Dernière mise à jour : 23 juil. 2020

Chaque conférence tournant autour du sujet de l'Intelligence Artificielle apporte son lot de nouveautés. Chaque discussion fait émerger de nouvelles idées. Sujet à la mode, galvaudé, magnifié ou critiqué, il n'en demeure pas moins que voilà, il nous faut avancer, prendre des décisions, ne plus tergiverser et statuer sur une direction. Les autres pays ne nous attendent pas, dans et hors d'Europe tandis que nous sommes dans une sorte de réflexion perpétuelle sur la meilleure mise en oeuvre possible de ces technologies.


S'agissant du "dossier" reconnaissance faciale, la France campe sur des positions assez raides. Il est vrai que Christian Estrosi, le maire de Nice, a mis la CNIL devant le fait accompli en lui envoyant bien (trop) tardivement le dossier de test de reconnaissance faciale mis en oeuvre durant le dernier carnaval de sa ville. La CNIL a ensuite largement freiné les ardeurs dans le sud, donnant des avis défavorables à chaque projet comportant une technologie de reconnaissance faciale, que ce soit à Saint-Étienne, à Marseille ou à Nice.

Pour autant, bloquer des expérimentations dans ce domaine n'est pas la meilleure des solutions, et ce pour plusieurs raisons.




D'abord parce qu'à force de prendre les aspects numériques comme du gadget, il fallait bien s'attendre à ce que la technologie saute à la figure du législateur. Comme la nature a horreur du vide, certaines personnes ont horreur de ne pas faire avancer les dossiers. Des politiques se saisissent de ce type de dossier, c'est pour eux un acte logique et urgent. Peut-on leur en vouloir ?

La seconde raison est encore plus évidente : il n'est plus temps de rester au bord de la route construite pour les voitures autonomes et l'intelligence artificielle. Les concurrents internationaux du domaine enrichissent aujourd'hui leurs modèles d'apprentissage alors que nous n'autorisons aucun test. C'est un peu comme si l'Europe, nulle en informatique dans l'école mondiale, était la seule à ne prendre aucun cours particulier !

Une troisième raison encore plus importante, mais très rarement énoncée par manque de projection, de prospective ou même par ignorance totale du sujet concerne le coût de cette mise en place, et plus généralement le coût de la technologie (rapport au fameux paradoxe de Solow). En effet, s'opposer a des tests de mise en service d'une chaine complète de reconnaissance faciale, pour la sécurité d'une grande ville par exemple, empêche de facto de quantifier plus précisément la valeur et le coût de l'ensemble d'une telle solution pour une ville. Il devient alors très compliqué de maitriser un marché public : bien malin serait celui qui pourrait aujourd'hui rédiger un appel d'offres sur un tel système pour la Ville de Nantes ou de Rouen, par exemple. Ainsi, nous avons de fortes chances de voir sortir des demandes de marchés publics rédigés par des personnes compétentes, donc appartenant à des sociétés tierces, les seules à pouvoir se positionner sur un tel rédactionnel, car seules expérimentées en la matière. Il y a alors fort à parier que la description de la solution idéale pour la ville commanditaire sera celle du rédacteur. Et bonne chance pour les startup ou PME françaises qui voudront alors enfiler un soulier taillé pour une autre Cendrillon !

· · · · · · ·

**Consigne**
Recopiez mot pour mot le passage du texte sur la reconnaissance faciale, de "D'abord parce qu'à" à "cours particulier !". Le listing qui suit forme un document indépendant du texte.

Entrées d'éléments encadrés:
· · · · · · ·

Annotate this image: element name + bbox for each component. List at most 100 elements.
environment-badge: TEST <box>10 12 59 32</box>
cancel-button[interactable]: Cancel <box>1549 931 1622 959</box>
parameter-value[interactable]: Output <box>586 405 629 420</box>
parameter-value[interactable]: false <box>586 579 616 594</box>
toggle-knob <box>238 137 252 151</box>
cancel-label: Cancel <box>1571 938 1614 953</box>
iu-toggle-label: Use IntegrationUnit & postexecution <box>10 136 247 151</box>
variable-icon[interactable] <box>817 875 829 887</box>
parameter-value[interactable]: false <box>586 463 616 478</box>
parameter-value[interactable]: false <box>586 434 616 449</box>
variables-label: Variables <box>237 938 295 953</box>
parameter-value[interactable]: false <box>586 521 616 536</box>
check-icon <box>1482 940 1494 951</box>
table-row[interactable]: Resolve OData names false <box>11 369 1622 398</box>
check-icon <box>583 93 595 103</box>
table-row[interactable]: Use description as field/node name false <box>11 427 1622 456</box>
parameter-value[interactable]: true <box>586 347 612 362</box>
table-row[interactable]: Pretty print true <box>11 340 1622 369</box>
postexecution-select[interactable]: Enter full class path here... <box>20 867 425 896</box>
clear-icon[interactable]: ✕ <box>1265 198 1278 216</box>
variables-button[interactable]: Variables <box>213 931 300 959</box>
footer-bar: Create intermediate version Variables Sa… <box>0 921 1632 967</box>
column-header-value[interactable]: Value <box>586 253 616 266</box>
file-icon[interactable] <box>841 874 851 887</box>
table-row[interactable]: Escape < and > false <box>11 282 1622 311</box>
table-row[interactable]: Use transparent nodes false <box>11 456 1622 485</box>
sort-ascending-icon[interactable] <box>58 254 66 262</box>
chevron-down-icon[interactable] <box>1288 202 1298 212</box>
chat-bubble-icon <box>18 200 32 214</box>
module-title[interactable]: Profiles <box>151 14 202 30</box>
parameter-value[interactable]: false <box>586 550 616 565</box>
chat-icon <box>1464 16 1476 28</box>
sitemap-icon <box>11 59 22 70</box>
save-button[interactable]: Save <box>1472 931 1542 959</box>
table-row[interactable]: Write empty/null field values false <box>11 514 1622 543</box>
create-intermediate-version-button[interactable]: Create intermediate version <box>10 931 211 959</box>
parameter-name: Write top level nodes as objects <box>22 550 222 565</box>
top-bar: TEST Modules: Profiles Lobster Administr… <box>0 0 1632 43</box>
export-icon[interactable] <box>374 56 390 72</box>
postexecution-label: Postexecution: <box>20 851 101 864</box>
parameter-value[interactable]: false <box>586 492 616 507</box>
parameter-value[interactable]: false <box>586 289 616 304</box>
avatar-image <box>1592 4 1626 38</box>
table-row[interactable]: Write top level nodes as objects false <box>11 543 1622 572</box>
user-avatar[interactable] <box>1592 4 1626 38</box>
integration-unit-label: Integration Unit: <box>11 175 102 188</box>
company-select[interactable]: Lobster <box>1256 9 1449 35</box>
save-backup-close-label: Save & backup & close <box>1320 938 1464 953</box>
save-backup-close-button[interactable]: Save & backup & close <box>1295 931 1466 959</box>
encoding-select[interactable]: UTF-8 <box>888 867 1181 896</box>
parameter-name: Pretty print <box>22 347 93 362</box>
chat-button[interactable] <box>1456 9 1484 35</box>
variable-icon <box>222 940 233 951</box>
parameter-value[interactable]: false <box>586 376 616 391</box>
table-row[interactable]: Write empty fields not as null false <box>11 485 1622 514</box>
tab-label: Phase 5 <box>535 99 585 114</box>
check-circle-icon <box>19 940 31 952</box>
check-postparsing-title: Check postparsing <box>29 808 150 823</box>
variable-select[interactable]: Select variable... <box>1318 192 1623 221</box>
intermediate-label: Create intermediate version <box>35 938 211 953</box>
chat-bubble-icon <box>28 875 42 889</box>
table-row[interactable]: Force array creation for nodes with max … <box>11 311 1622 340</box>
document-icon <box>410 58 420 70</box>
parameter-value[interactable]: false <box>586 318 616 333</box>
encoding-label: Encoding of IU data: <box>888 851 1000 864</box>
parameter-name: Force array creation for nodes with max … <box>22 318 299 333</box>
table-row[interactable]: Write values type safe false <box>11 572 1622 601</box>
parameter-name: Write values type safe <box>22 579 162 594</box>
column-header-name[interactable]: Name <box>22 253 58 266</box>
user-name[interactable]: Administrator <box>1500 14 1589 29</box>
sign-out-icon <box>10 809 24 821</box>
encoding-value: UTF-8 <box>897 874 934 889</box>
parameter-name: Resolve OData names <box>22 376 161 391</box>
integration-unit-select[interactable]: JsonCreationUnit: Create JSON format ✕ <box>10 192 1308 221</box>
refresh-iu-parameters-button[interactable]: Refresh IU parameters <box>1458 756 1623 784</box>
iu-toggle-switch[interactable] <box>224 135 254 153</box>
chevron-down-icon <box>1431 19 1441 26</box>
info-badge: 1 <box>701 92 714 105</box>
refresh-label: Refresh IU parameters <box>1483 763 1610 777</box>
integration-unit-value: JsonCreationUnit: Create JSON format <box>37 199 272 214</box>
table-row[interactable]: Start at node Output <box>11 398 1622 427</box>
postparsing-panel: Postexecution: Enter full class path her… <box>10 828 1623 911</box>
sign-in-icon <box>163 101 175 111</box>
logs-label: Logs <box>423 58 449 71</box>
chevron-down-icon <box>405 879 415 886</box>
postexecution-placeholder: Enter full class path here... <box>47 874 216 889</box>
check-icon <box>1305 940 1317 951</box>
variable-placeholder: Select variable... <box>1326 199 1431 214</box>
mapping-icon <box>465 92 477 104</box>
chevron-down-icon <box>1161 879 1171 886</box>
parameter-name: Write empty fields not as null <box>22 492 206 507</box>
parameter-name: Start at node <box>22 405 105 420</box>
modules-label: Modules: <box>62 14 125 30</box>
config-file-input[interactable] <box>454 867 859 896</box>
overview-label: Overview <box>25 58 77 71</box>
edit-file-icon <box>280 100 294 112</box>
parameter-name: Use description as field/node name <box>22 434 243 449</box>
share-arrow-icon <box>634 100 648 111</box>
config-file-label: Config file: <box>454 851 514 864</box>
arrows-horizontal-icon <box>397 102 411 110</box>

· · · · · · ·

**Réponse**
D'abord parce qu'à force de prendre les aspects numériques comme du gadget, il fallait bien s'attendre à ce que la technologie saute à la figure du législateur. Comme la nature a horreur du vide, certaines personnes ont horreur de ne pas faire avancer les dossiers. Des politiques se saisissent de ce type de dossier, c'est pour eux un acte logique et urgent. Peut-on leur en vouloir ?

La seconde raison est encore plus évidente : il n'est plus temps de rester au bord de la route construite pour les voitures autonomes et l'intelligence artificielle. Les concurrents internationaux du domaine enrichissent aujourd'hui leurs modèles d'apprentissage alors que nous n'autorisons aucun test. C'est un peu comme si l'Europe, nulle en informatique dans l'école mondiale, était la seule à ne prendre aucun cours particulier !